• [ACTION ITEM A]:
Reproduce the passage on Guyana's legislative agenda word for word, starting at "During his weekly" and ending at "facilitate this transformation.".
• [ACTION ITEM B]:
Pick up the passage on Guyana's legislative agenda after its last sentence and carry it on.

• [EXCERPT TO READ]:

============================================================

As Guyana embarks on its development agenda, there is need for the country’s laws to be updated to function in a modern nation; as such, Legal Affairs Minister and Attorney General Anil Nandlall, SC, has detailed a series of legislation that would be introduced this year to build the legal infrastructure.
During his weekly programme – “Issues In The News” – Nandlall pointed out that the Legal Affairs Ministry has a packed legislative agenda for 2022. He said that Guyana could not be developed without a modern legal framework in place to facilitate this transformation.
“We will continue to reform our archaic statutory framework and remove from it, the anachronistic elements of our law and replace them with other legislation that is geared to meet the developmental agenda of our country,” he noted.
Among the areas to be reformed is doing business in the public sector. According to the Legal Affairs Minister, the aim is to make transactions online-based.

============================================================

(Stored data entries)
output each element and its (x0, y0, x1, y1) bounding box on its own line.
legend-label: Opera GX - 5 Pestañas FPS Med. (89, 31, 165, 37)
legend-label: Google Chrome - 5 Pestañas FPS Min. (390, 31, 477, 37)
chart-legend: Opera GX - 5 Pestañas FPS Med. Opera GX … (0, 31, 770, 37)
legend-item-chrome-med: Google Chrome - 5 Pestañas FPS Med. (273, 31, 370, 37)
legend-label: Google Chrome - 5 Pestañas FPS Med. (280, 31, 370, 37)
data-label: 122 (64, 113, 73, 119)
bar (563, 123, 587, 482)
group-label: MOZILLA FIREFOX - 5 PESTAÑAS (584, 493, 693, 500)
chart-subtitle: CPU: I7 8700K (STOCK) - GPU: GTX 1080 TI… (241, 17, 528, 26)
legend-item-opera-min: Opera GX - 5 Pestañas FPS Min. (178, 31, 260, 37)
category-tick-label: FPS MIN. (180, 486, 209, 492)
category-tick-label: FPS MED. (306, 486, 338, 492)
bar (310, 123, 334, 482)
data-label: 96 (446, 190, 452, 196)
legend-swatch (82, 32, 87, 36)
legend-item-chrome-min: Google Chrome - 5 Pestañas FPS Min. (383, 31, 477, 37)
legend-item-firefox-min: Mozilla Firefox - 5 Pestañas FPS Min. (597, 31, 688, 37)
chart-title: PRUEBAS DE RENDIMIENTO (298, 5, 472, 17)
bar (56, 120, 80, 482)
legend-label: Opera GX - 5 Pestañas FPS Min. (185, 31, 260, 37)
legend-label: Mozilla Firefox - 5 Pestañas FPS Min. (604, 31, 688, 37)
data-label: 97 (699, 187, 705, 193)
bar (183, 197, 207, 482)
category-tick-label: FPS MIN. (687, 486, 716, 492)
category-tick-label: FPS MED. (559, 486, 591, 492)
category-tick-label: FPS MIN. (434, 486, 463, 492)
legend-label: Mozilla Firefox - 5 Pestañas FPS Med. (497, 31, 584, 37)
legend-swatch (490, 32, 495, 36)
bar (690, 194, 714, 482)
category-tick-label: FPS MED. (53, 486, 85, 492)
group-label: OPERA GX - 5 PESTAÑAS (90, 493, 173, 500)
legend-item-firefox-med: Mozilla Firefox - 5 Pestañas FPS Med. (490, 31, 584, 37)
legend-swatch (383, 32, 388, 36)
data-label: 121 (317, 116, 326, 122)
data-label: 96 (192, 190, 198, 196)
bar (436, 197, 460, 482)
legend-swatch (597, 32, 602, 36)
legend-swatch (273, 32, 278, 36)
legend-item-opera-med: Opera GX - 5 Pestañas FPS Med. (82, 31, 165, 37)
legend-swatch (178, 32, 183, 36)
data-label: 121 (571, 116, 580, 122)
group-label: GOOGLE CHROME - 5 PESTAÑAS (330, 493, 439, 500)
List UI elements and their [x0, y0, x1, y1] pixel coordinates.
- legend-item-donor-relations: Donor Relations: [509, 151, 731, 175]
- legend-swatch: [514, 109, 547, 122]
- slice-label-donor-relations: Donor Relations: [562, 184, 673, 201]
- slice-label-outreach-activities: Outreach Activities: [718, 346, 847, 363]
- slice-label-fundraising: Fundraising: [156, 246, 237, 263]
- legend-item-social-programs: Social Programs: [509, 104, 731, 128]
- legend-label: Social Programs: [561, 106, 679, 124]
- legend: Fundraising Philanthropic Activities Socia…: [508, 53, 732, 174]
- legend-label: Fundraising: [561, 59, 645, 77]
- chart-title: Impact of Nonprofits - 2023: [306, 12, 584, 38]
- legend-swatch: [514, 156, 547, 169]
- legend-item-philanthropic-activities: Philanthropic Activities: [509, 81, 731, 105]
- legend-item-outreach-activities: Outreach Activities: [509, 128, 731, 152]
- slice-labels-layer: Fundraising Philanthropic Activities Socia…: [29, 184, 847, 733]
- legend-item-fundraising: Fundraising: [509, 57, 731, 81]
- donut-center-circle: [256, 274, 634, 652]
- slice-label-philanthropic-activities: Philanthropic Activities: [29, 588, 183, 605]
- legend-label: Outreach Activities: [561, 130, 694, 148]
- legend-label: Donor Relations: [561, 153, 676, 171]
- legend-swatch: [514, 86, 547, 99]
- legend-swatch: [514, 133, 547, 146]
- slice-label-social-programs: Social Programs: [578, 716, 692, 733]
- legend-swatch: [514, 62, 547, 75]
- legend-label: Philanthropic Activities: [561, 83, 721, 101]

============================================================

• [EXERCISE RESULT A]:
During his weekly programme – “Issues In The News” – Nandlall pointed out that the Legal Affairs Ministry has a packed legislative agenda for 2022. He said that Guyana could not be developed without a modern legal framework in place to facilitate this transformation.

• [EXERCISE RESULT B]:
“We have to start to move our transactions to e-transactions in Government. That by itself requires a series of legislation that will allow for us to do transactions online in the public sector. Banking is already being done online in the Private Sector, but we need to transact business in the public sector online. We need to make payments possible online and that requires an overhaul of the accounting infrastructure in the country supported by relevant legislation to lay the foundation for these transactions to take place electronically,” he explained.
Another area on the agenda is putting in place the legislation to prepare Guyana to produce and package agricultural products for export, especially to fulfil its potential to ‘feed the Caribbean’.
Nandlall pointed out that international standards and requirements for exporting food products were high; hence, the country would have to put legislation in place to modernise production and packaging of food in order to meet those export thresholds.
To this end, he noted that the Legal Affairs Ministry is currently working on the Food Security and Food Safety Bills.
Moreover, the Legal Affairs Minister also noted that there were a series of bills that would be presented to the National Assembly this year such as the Bail Bill, which would address discrepancies in the granting and refusal of bail in the courts.
Other legislation expected this year include a new Public Health Act, new Mental Health Act, a Suicide Act, a Domestic Violence Act, revamp of the Sexual Offences Act, and a Sexual Harassment Bill. Additionally, the Minister said efforts would also be made to get the Hire Purchase Bill out of the parliamentary select committee.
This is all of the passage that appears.